[EXERCISE GOAL]: Identify the lines that contain the word "title" and copy each one.

Figure content listings
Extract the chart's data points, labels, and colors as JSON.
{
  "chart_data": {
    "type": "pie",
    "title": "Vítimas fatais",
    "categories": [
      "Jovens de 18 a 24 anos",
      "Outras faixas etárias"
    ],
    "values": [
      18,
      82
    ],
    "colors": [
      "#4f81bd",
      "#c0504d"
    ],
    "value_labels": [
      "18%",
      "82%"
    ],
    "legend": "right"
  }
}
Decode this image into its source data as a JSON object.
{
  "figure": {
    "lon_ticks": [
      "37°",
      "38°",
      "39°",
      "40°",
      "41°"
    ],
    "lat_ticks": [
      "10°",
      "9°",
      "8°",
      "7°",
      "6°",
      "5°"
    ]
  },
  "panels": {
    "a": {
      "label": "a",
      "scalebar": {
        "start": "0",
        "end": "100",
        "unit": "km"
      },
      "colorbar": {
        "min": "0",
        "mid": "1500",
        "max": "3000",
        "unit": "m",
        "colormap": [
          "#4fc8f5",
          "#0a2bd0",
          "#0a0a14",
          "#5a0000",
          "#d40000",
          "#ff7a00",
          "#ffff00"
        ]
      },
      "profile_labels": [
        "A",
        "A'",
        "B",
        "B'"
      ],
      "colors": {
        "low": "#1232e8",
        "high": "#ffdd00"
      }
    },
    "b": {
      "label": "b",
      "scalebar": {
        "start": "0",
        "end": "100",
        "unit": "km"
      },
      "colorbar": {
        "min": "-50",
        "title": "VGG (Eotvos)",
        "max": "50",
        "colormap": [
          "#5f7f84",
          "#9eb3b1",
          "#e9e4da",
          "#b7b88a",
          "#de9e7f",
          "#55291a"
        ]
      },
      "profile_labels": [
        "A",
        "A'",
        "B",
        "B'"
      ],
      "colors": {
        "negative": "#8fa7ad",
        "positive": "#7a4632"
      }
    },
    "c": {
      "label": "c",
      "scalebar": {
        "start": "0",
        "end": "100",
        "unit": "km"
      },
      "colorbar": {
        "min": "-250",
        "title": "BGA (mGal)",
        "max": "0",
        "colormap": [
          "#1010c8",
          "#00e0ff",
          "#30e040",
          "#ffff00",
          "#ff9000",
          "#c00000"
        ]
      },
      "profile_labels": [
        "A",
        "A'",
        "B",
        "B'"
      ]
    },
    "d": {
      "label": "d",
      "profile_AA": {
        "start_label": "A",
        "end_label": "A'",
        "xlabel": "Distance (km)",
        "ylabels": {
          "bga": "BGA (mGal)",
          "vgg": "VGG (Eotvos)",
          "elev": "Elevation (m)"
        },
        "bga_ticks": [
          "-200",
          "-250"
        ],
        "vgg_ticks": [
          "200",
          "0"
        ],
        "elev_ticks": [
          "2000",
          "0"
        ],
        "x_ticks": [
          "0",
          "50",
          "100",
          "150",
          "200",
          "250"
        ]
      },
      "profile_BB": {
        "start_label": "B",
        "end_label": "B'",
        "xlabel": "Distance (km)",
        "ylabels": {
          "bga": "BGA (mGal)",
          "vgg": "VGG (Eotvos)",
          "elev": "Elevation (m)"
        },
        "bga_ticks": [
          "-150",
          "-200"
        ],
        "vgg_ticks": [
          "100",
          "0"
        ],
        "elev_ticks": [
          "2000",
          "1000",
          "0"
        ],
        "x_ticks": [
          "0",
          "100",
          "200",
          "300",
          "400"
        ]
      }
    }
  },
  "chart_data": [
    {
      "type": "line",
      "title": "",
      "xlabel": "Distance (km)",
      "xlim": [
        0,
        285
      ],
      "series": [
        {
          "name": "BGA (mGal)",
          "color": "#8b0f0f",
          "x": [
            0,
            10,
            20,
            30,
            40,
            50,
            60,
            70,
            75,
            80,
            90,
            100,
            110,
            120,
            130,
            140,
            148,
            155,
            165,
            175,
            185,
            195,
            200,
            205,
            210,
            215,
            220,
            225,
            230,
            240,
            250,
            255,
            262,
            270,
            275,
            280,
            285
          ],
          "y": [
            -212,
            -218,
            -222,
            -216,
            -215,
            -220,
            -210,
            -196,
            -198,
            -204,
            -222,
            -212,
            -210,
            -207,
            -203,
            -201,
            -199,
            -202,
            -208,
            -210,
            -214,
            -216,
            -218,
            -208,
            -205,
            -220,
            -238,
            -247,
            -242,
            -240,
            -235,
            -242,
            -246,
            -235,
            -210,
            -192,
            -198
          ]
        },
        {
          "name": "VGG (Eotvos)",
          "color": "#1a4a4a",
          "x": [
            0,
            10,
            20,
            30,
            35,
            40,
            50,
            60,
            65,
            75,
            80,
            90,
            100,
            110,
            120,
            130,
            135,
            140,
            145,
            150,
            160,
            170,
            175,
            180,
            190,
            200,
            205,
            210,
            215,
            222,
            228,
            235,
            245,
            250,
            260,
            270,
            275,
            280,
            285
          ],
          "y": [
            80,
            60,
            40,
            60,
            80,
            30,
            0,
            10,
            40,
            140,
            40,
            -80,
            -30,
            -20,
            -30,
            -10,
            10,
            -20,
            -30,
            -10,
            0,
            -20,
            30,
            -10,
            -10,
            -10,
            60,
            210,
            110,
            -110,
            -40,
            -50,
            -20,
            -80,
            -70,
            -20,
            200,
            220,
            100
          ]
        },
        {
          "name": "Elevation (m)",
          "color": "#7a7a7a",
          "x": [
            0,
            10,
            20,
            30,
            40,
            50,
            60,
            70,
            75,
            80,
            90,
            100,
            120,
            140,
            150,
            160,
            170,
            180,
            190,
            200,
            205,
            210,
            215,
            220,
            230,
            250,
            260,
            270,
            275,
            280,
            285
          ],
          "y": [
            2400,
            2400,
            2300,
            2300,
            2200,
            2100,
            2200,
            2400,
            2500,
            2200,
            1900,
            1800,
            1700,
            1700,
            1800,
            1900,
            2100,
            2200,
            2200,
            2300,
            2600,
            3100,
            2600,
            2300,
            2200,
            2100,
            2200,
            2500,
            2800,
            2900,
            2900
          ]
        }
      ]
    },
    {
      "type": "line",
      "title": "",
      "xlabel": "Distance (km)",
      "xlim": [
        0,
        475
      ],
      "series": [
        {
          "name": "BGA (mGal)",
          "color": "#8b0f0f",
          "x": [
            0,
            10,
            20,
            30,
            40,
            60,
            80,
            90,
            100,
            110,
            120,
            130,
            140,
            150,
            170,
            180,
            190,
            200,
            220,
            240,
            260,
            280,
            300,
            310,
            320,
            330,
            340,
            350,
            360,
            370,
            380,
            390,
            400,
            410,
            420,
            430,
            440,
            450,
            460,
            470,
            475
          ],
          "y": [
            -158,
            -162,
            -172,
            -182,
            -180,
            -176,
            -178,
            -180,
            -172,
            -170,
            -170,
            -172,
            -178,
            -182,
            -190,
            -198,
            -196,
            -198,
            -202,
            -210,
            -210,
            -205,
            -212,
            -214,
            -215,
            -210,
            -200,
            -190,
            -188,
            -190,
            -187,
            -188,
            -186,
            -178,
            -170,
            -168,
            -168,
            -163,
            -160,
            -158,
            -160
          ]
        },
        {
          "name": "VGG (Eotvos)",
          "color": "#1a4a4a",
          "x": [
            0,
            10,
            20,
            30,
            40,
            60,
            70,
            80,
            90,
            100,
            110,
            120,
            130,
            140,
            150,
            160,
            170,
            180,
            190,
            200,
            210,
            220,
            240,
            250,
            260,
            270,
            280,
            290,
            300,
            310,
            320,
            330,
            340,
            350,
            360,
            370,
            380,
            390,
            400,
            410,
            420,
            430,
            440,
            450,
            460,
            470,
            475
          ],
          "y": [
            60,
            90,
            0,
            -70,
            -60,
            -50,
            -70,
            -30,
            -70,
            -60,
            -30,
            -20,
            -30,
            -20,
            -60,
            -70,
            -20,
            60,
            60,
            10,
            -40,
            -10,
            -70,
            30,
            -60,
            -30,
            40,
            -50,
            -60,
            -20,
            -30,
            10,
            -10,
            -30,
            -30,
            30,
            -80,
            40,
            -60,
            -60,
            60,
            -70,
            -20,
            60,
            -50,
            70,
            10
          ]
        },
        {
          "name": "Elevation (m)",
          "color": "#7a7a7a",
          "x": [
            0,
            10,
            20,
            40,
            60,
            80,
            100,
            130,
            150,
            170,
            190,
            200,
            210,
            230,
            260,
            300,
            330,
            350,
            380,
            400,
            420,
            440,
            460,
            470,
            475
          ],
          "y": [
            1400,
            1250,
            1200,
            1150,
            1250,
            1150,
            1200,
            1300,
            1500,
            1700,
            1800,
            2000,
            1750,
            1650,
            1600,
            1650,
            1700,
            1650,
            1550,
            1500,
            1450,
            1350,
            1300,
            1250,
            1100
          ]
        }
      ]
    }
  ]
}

[ANSWER TO THE TASK]:
    "title": "Vítimas fatais",
        "title": "VGG (Eotvos)",
        "title": "BGA (mGal)",
      "title": "",
      "title": "",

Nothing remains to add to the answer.